◆ Problem ◆
In the material below, count the lines with the word "bomboletta" and state that number only.

◆ Extracted records ◆
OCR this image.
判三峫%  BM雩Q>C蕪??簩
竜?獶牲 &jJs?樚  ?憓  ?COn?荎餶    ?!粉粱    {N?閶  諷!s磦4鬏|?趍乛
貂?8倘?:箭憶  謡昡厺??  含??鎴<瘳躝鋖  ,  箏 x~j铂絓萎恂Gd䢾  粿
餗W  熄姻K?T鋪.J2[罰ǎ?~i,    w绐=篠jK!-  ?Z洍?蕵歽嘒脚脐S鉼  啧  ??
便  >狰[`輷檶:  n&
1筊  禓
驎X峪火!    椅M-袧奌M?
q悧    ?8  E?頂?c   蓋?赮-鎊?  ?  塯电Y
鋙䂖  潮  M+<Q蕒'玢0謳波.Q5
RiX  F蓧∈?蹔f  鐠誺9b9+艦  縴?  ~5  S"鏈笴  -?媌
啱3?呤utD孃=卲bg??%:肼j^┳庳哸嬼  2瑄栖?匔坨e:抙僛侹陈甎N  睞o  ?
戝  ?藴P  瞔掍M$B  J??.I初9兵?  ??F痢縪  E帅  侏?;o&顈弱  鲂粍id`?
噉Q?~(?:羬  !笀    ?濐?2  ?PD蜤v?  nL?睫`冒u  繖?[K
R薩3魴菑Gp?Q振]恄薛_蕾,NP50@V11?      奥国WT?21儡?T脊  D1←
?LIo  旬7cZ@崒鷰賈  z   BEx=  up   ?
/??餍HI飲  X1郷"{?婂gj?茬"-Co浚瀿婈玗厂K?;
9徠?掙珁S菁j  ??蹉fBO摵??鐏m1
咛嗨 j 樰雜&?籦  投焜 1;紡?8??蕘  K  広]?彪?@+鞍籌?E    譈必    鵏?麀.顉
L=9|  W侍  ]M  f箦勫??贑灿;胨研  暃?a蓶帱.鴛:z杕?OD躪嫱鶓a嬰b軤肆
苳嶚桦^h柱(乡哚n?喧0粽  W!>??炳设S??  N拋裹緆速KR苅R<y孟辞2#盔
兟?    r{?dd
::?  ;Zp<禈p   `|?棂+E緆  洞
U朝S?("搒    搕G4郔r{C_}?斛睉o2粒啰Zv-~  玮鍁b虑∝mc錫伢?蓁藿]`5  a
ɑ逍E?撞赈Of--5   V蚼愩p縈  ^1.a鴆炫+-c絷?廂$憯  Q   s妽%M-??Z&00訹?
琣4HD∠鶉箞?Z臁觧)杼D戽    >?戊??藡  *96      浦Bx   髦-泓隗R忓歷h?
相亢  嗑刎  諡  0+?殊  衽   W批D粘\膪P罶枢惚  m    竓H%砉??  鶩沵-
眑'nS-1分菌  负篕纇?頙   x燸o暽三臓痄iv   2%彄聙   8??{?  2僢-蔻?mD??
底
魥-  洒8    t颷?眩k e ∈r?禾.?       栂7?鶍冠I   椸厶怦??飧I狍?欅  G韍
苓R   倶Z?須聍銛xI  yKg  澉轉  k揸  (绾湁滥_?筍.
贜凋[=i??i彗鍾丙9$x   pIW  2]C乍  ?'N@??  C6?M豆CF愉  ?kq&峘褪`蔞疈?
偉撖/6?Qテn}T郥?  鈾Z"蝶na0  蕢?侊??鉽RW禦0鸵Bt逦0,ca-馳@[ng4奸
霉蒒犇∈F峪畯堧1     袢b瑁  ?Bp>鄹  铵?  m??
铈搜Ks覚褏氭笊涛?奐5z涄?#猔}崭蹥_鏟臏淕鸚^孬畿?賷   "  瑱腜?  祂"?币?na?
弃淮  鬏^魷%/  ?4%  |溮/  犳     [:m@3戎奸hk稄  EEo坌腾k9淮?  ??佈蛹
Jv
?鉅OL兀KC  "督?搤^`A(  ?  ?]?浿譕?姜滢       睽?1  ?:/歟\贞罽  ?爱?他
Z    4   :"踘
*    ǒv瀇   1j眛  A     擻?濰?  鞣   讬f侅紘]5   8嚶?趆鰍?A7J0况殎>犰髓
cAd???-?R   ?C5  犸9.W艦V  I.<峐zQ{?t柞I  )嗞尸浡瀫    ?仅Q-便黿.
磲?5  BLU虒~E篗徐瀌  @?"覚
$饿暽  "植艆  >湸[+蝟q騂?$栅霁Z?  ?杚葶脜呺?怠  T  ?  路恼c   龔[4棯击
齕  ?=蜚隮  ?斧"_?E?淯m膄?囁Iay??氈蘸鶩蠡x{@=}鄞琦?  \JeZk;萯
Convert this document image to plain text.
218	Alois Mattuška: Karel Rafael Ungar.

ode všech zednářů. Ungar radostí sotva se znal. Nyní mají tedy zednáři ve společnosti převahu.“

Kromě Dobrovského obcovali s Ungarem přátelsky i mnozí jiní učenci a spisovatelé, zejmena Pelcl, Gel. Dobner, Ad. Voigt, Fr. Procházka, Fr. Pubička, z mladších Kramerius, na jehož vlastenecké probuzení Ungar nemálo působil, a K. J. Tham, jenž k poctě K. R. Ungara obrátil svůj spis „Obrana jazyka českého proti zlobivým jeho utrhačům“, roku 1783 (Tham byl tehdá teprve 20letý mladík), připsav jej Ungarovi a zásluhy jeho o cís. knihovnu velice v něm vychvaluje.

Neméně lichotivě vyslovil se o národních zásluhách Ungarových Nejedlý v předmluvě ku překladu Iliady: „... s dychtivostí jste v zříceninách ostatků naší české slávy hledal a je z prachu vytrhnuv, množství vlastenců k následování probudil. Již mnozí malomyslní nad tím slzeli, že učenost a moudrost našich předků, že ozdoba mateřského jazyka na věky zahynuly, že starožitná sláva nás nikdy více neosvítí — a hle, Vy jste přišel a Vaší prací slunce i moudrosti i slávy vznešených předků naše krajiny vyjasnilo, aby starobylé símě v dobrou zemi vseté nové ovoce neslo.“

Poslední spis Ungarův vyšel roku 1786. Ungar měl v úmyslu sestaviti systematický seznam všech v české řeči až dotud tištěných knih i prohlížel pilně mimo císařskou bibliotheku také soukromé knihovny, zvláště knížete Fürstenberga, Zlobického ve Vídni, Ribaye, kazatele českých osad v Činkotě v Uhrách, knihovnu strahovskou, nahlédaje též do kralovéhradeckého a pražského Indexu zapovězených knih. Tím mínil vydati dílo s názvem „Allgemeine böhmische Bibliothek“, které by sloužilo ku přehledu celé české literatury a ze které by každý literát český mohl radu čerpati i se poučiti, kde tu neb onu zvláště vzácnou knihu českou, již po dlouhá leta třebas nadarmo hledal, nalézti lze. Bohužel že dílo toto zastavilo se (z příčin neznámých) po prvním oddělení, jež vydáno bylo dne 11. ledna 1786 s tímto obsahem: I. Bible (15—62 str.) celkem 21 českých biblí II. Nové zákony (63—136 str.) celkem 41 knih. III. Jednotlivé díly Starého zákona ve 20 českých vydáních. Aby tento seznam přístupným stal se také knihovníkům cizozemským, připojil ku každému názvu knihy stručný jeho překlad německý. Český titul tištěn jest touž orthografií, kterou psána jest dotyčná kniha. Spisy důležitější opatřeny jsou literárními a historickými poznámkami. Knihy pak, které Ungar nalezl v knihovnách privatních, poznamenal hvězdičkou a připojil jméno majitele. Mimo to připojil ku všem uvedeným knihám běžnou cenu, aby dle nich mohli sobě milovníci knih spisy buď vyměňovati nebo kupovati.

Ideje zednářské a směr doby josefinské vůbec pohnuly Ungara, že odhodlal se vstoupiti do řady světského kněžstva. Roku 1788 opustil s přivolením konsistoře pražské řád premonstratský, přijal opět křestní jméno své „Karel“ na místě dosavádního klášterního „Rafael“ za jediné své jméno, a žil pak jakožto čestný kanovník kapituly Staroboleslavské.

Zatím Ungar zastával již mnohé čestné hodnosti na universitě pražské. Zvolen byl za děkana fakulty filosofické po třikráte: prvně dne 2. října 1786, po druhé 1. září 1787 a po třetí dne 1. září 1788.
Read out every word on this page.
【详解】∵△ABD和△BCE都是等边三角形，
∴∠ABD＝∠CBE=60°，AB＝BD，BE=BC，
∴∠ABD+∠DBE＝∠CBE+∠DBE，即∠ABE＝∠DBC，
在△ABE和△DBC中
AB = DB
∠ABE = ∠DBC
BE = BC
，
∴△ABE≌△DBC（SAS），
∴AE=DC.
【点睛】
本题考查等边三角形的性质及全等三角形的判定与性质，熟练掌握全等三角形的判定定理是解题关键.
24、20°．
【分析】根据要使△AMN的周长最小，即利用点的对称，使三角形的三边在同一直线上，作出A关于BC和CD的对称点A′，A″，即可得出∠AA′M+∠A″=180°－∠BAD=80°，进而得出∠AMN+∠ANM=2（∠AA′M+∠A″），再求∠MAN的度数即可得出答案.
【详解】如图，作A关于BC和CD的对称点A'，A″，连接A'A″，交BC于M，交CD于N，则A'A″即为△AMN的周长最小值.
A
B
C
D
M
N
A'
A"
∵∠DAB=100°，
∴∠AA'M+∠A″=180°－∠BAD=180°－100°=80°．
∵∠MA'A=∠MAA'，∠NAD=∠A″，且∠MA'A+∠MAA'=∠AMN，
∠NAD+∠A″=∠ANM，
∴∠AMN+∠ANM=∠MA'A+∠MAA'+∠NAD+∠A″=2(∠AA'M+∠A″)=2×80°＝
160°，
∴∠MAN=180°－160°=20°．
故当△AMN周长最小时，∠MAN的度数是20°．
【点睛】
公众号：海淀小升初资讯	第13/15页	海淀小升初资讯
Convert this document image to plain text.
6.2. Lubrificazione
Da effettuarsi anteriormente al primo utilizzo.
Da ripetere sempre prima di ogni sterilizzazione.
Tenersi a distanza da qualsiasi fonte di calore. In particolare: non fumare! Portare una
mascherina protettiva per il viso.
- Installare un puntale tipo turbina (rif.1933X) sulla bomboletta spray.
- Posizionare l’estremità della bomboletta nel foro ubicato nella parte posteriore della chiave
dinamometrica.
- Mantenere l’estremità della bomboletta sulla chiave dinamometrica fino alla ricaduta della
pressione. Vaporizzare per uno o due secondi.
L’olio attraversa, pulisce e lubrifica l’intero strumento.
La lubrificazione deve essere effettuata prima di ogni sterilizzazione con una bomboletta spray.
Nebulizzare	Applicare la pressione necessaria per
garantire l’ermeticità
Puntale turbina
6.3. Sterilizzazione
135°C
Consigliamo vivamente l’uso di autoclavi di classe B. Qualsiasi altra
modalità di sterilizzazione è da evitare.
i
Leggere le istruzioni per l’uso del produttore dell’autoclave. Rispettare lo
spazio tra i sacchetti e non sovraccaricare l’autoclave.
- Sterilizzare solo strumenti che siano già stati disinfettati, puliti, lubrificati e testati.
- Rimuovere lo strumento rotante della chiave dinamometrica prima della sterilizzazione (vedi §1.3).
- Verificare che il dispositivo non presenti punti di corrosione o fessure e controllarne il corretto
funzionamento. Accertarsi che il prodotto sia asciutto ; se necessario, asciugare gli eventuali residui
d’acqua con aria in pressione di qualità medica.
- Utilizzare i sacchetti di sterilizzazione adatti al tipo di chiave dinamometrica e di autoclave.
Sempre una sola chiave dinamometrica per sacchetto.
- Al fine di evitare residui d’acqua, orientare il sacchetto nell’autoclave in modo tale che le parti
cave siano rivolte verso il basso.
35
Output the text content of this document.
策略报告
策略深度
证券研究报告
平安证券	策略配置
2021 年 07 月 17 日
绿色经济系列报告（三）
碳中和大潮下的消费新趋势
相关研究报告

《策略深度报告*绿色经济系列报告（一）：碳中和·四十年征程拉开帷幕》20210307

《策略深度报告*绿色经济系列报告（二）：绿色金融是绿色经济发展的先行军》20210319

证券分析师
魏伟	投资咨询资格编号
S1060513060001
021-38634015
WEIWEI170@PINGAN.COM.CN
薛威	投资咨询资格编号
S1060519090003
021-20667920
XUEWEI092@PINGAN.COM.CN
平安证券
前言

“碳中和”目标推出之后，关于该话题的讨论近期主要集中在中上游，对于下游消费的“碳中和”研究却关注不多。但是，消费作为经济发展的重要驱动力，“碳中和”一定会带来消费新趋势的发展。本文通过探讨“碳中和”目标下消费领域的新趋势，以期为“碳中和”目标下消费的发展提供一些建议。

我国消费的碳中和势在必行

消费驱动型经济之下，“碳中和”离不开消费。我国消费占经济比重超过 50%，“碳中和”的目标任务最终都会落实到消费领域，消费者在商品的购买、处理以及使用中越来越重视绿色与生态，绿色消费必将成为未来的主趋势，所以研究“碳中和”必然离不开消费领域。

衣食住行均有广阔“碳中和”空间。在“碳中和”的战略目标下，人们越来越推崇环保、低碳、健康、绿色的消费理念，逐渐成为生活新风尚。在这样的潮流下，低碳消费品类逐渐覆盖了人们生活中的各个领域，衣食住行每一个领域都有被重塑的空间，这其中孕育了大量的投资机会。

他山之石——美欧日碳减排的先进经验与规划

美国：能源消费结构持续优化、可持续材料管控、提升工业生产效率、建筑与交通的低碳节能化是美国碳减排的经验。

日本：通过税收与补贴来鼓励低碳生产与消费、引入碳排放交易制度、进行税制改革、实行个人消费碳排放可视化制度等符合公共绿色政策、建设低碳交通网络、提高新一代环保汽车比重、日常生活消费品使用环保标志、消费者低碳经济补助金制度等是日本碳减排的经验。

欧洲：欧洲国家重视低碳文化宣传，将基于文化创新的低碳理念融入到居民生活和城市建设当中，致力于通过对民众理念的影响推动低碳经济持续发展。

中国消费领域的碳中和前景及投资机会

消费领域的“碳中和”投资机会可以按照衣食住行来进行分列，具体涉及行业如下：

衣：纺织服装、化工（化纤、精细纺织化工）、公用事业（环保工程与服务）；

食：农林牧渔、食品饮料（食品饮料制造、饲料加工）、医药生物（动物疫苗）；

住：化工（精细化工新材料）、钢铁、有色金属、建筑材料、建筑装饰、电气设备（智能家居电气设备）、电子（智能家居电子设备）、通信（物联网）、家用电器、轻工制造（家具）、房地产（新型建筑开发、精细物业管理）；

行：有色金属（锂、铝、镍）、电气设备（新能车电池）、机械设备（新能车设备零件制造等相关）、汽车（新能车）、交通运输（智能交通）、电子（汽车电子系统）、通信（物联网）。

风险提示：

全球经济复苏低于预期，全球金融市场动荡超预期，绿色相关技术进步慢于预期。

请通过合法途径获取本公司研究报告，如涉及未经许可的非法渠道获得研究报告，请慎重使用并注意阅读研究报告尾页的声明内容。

◆ Exercise solution ◆
4